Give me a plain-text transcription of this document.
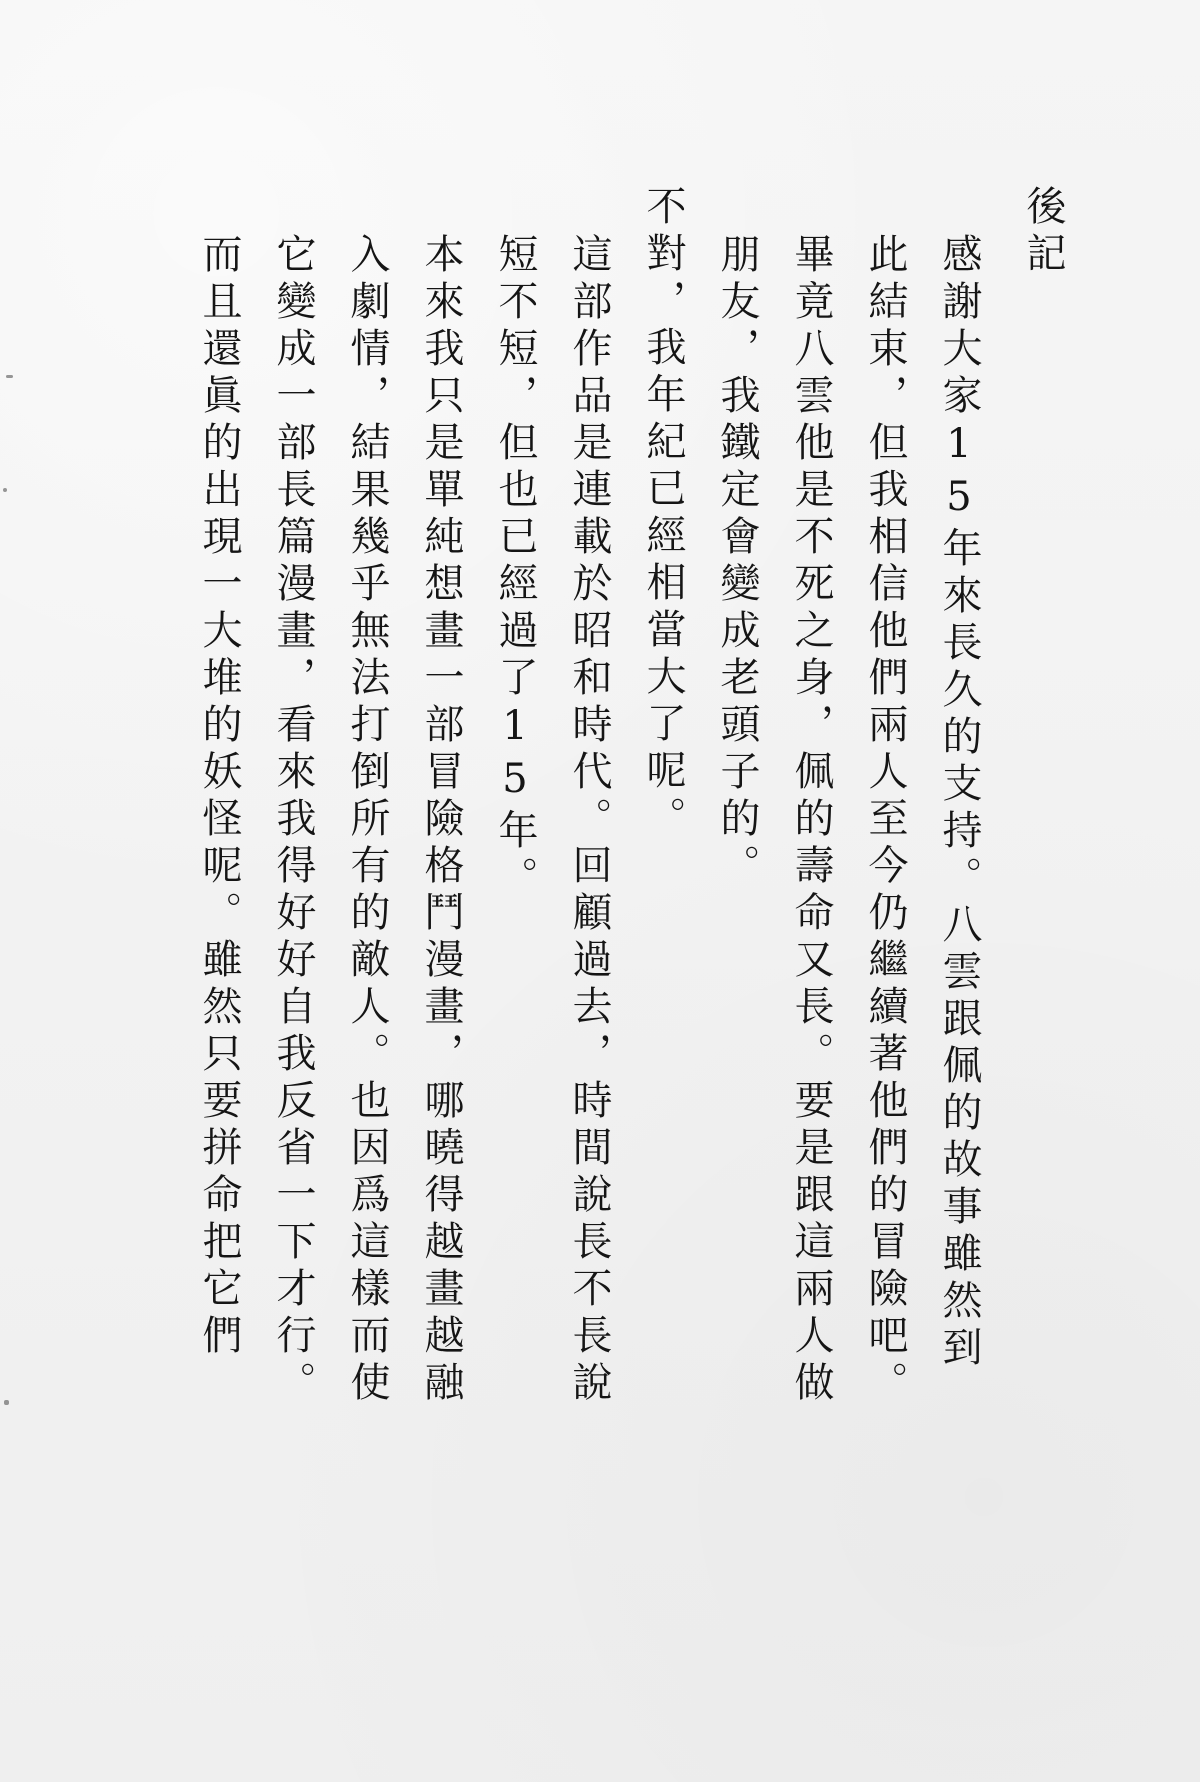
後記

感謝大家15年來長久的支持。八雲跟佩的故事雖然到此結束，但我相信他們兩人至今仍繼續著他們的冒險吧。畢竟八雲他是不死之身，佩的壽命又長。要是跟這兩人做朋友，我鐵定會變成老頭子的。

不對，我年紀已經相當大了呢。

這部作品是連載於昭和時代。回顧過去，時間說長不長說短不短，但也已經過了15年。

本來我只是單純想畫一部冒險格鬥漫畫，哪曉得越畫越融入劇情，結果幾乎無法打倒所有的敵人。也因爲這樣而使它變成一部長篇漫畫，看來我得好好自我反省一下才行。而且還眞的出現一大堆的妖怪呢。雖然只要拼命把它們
::::
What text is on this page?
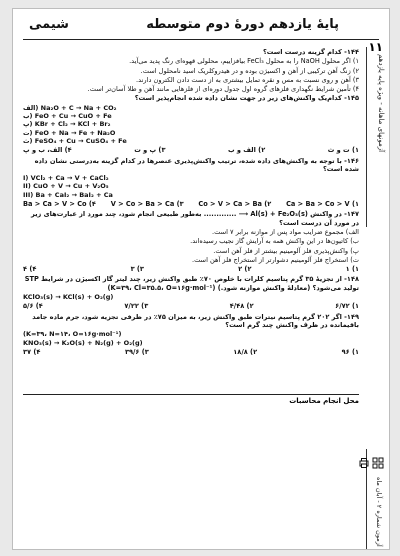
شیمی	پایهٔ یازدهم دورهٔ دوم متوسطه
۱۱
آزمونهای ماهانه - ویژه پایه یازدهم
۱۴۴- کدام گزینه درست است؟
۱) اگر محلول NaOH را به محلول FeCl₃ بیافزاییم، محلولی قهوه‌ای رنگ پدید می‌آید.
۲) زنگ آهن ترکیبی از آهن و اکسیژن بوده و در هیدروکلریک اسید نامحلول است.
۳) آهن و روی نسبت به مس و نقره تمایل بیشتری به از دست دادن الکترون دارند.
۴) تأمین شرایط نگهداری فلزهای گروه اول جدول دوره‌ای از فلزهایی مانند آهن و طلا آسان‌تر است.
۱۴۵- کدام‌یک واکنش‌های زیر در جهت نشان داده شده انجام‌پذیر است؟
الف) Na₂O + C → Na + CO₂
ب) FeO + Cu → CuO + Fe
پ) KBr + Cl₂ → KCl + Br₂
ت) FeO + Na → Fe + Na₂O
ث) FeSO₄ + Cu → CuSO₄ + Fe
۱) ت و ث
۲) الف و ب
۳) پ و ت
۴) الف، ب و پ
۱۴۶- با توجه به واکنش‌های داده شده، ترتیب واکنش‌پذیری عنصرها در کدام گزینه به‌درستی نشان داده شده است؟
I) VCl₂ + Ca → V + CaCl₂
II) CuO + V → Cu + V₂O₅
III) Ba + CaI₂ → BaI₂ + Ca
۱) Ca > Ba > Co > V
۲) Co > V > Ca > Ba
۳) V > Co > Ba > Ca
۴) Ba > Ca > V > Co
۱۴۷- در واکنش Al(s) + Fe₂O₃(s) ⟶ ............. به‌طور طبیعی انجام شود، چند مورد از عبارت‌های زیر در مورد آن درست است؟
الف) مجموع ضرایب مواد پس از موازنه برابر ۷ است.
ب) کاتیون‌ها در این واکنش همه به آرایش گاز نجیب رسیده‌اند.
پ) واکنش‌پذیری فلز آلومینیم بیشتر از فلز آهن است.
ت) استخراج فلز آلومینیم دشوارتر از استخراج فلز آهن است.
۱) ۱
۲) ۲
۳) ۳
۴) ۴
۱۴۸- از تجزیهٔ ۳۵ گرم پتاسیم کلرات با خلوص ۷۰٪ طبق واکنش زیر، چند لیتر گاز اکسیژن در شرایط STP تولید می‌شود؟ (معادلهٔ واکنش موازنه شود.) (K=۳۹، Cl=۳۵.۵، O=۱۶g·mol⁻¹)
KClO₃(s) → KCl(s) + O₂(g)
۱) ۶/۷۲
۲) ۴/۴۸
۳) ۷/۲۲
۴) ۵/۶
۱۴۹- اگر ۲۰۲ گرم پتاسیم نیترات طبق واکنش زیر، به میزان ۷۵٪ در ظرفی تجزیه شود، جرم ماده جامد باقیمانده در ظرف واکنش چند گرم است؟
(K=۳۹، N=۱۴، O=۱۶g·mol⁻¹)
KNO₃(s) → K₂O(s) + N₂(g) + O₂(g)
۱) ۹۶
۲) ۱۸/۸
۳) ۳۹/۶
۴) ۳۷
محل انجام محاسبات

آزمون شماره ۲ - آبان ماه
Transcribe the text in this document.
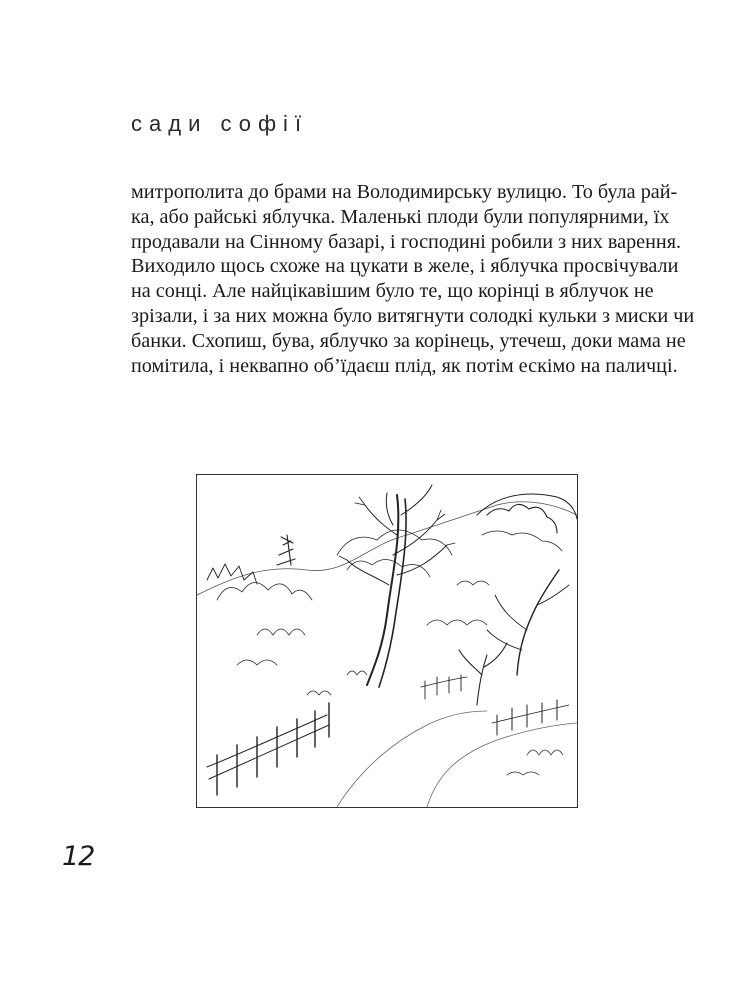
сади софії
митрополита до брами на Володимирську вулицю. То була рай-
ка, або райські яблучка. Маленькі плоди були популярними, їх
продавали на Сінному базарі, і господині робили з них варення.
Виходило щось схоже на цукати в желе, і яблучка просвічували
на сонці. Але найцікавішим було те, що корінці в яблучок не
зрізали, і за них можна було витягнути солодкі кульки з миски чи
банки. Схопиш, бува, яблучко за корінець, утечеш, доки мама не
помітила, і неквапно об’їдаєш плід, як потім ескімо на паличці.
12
::::
* What you should do: Gather each line from the entries above that includes the word "موازنه".

* Complete output:
الف) مجموع ضرایب مواد پس از موازنه برابر ۷ است.
۱۴۸- از تجزیهٔ ۳۵ گرم پتاسیم کلرات با خلوص ۷۰٪ طبق واکنش زیر، چند لیتر گاز اکسیژن در شرایط STP تولید می‌شود؟ (معادلهٔ واکنش موازنه شود.) (K=۳۹، Cl=۳۵.۵، O=۱۶g·mol⁻¹)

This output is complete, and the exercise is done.